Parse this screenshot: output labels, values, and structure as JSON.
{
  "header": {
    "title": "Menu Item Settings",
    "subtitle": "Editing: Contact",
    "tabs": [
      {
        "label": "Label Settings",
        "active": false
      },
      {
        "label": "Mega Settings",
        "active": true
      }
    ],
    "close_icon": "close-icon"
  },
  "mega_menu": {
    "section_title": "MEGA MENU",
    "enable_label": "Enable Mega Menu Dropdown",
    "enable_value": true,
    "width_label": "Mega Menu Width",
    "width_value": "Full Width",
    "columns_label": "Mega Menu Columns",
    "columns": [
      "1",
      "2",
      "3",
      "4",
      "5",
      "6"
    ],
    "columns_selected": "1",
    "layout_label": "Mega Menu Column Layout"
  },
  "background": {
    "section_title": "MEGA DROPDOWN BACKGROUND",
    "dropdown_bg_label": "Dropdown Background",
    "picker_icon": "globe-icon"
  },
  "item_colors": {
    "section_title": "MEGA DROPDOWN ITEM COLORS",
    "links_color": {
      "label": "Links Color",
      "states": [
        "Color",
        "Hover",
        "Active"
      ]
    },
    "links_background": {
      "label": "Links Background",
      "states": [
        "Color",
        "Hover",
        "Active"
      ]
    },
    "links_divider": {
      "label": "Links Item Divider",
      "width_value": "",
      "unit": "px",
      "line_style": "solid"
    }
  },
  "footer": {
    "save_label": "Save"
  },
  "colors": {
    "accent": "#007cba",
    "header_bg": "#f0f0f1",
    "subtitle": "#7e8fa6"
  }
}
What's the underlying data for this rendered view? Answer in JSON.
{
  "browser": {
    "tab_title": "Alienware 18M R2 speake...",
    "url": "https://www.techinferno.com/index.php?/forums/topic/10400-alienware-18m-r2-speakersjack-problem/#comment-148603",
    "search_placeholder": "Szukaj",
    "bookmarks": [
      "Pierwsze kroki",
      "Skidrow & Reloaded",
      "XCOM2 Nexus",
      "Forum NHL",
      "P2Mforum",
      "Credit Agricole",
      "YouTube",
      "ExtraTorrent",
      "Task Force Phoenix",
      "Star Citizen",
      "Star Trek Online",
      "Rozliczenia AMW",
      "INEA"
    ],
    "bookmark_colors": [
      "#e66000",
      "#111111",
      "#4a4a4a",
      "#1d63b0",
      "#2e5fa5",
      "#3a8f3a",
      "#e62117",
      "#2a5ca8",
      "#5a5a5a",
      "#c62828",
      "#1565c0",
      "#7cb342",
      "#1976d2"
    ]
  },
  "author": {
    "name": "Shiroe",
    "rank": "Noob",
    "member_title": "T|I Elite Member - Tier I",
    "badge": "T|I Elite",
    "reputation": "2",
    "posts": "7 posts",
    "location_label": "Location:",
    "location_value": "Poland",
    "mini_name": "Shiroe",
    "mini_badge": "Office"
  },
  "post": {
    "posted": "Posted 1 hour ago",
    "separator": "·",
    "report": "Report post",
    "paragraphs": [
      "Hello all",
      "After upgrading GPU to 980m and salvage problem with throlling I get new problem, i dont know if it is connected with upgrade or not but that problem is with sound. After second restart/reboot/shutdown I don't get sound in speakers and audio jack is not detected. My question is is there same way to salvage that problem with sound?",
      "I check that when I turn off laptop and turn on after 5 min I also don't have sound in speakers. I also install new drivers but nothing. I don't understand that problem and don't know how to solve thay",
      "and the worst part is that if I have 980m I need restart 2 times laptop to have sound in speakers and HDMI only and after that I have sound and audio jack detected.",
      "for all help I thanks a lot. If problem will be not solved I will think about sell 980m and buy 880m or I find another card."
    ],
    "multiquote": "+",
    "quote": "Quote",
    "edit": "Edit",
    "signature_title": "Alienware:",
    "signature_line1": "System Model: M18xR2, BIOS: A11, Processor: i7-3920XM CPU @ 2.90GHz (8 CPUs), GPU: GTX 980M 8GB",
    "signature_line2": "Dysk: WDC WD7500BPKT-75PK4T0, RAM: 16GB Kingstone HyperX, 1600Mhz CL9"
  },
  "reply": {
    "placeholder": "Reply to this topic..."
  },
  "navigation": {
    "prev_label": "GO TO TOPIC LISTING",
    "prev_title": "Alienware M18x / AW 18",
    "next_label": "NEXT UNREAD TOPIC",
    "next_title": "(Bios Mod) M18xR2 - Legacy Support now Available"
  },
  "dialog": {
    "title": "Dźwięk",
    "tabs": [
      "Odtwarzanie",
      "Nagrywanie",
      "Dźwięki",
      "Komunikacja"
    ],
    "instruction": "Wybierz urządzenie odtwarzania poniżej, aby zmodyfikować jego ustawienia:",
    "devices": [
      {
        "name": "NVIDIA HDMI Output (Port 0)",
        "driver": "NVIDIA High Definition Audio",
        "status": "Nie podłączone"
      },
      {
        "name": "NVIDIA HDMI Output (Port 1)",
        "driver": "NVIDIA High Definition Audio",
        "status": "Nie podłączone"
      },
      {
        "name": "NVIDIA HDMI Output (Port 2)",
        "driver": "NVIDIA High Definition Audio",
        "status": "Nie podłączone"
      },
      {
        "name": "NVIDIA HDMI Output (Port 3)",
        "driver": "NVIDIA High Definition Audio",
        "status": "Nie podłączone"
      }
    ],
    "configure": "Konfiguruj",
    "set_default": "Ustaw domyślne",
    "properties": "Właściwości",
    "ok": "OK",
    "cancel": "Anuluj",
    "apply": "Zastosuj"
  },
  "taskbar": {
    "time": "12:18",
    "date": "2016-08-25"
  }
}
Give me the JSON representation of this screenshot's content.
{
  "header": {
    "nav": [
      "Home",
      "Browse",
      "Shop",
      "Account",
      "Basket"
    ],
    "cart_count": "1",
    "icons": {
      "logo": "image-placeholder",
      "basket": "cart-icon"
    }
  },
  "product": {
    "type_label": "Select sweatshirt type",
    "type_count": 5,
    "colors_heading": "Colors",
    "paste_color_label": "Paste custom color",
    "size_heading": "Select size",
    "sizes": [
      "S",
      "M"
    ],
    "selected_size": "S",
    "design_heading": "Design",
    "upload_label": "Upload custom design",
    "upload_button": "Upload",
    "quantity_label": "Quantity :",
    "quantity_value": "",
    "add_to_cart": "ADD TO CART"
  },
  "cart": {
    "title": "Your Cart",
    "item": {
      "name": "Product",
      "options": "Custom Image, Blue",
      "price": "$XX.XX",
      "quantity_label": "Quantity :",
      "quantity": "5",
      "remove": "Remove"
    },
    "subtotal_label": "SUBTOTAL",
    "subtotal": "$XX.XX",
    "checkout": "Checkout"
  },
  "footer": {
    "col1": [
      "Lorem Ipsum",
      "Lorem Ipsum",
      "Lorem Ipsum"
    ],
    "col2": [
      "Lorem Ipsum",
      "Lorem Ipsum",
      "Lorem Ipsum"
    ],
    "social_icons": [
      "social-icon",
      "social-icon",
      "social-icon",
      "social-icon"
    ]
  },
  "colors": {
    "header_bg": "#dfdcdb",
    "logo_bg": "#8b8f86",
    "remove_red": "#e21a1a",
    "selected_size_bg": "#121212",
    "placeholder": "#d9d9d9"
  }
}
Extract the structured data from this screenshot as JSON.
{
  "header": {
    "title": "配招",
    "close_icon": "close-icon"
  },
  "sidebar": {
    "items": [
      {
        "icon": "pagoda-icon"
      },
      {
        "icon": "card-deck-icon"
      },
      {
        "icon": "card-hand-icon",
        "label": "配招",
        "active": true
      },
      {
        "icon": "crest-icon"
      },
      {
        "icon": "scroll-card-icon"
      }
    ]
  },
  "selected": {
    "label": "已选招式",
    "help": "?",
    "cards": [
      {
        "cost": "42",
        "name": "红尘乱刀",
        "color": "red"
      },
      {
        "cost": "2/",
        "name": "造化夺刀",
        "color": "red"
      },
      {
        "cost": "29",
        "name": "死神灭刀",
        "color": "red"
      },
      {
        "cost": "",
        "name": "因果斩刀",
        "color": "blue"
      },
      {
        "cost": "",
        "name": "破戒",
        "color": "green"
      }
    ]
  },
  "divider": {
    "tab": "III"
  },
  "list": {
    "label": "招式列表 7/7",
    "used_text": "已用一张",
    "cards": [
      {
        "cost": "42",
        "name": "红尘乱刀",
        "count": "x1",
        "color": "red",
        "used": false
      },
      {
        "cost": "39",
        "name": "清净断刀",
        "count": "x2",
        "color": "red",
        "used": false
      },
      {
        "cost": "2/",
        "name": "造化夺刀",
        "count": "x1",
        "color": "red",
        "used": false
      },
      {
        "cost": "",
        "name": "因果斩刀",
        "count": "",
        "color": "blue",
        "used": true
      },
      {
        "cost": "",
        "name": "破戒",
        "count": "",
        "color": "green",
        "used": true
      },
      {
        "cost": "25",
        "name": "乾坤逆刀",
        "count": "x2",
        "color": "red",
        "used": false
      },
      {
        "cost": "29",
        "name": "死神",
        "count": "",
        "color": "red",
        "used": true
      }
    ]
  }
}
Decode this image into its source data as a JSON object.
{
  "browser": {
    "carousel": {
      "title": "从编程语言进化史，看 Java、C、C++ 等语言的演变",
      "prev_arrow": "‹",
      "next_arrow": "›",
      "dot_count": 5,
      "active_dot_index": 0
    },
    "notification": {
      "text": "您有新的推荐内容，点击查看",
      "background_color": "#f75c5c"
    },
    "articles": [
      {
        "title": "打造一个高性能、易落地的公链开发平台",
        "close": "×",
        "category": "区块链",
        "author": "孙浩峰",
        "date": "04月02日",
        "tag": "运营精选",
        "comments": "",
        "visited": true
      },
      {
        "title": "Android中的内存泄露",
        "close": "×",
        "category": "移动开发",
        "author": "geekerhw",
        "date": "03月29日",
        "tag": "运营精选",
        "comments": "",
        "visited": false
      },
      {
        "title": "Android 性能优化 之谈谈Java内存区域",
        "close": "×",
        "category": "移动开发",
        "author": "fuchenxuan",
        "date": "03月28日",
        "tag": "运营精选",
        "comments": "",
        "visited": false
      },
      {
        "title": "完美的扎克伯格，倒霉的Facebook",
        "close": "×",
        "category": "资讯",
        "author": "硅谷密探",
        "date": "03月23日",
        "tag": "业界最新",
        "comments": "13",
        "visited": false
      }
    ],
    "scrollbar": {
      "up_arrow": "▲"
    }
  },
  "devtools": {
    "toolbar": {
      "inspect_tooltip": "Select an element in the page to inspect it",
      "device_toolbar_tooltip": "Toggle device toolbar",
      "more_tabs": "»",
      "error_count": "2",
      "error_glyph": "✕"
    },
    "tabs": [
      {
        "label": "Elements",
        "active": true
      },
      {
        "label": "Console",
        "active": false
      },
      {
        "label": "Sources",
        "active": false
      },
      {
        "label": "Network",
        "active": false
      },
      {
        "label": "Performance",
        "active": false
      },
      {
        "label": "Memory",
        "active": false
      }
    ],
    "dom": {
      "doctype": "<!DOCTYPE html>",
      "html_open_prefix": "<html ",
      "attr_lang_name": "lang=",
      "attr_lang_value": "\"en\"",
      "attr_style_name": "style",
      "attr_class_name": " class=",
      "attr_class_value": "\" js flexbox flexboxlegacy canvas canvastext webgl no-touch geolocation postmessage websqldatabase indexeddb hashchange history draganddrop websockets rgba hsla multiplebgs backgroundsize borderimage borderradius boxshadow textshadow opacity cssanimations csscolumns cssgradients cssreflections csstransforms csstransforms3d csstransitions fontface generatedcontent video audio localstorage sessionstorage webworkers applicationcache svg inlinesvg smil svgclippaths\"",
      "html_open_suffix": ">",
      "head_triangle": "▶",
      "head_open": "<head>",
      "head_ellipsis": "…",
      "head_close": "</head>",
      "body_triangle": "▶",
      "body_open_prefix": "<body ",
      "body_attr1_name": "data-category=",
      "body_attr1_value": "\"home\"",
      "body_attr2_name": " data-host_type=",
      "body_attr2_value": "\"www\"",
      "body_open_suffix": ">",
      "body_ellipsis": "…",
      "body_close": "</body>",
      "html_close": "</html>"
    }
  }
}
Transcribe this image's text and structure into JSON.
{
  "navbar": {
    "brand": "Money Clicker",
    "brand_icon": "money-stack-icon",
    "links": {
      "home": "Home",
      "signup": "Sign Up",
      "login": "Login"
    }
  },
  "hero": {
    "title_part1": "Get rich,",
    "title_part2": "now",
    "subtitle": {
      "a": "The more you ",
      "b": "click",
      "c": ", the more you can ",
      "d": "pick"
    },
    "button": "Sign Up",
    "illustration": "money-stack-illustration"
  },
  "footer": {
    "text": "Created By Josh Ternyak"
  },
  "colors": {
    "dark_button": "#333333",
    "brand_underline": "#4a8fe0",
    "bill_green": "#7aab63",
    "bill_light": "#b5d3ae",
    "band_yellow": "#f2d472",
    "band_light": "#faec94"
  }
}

----------------------------------------

AIM: Scan the entries above. Copy each line that has the string "category".

ANSWER TO THIS TASK:
        "category": "区块链",
        "category": "移动开发",
        "category": "移动开发",
        "category": "资讯",
      "body_attr1_name": "data-category=",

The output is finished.